SHORT TASK: Find and copy every line in the records that includes the string "Straightening".

SOURCE RECORDS:
-----

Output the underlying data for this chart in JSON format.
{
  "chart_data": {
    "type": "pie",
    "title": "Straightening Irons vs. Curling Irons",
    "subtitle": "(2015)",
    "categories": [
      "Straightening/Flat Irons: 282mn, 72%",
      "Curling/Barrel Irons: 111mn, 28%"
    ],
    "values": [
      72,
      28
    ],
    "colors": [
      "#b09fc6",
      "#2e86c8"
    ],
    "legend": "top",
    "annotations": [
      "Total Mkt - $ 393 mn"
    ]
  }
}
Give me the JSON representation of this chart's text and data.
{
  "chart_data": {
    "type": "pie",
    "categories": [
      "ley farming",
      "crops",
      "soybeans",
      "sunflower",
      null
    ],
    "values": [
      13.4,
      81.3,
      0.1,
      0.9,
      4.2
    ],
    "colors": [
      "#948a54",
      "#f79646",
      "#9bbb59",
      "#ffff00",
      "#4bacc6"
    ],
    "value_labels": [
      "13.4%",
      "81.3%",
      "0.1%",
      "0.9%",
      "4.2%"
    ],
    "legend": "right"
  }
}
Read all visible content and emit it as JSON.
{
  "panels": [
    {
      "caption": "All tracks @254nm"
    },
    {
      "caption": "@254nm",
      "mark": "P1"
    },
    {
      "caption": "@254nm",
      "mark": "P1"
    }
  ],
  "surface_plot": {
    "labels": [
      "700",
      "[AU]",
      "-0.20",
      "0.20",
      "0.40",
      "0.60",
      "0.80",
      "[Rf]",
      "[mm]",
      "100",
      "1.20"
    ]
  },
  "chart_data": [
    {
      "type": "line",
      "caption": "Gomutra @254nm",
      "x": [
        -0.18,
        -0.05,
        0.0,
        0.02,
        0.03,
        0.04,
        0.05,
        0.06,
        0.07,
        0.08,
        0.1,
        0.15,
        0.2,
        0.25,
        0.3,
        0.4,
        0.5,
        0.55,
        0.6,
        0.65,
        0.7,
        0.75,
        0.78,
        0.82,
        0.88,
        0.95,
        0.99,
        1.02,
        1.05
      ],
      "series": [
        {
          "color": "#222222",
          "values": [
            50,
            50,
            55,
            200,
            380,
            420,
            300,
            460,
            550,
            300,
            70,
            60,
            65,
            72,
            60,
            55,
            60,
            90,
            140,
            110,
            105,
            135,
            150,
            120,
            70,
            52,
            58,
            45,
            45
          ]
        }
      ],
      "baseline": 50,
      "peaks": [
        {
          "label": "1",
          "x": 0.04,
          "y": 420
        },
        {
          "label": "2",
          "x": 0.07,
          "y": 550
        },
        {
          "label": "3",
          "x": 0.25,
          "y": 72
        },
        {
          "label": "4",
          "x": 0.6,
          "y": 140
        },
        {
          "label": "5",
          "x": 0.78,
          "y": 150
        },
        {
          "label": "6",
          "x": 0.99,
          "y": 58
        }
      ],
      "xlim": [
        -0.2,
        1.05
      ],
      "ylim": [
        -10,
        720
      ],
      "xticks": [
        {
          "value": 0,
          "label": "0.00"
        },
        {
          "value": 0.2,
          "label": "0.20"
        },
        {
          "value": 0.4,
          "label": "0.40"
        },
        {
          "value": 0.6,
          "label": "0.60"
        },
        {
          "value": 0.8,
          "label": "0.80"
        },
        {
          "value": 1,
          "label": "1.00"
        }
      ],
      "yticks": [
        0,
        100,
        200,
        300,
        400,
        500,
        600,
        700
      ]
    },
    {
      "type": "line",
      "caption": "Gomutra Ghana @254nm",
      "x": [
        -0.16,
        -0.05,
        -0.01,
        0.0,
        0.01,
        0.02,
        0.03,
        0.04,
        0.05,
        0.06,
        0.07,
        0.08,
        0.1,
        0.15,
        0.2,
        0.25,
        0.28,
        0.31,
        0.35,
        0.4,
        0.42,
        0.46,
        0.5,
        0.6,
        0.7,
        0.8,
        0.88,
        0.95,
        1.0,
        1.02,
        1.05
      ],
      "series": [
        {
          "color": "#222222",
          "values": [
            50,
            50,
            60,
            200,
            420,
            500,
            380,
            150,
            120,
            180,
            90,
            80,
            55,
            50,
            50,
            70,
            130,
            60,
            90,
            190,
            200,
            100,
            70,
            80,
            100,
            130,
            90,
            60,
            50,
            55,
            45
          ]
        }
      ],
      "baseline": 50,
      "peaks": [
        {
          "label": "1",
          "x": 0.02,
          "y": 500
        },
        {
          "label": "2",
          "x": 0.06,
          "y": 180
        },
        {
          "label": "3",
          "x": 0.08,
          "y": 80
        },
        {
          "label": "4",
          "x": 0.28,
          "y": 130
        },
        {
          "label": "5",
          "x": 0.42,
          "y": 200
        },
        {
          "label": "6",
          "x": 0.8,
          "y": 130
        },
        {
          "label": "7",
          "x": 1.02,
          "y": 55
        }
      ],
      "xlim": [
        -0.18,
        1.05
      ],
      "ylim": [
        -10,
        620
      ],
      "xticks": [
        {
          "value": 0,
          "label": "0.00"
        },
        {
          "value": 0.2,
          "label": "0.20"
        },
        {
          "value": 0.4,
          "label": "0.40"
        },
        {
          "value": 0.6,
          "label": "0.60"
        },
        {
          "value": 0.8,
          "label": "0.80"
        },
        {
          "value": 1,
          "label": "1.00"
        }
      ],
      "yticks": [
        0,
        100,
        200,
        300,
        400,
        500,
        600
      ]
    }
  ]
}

-----

SOLUTION TO THIS PROBLEM:
    "title": "Straightening Irons vs. Curling Irons",
      "Straightening/Flat Irons: 282mn, 72%",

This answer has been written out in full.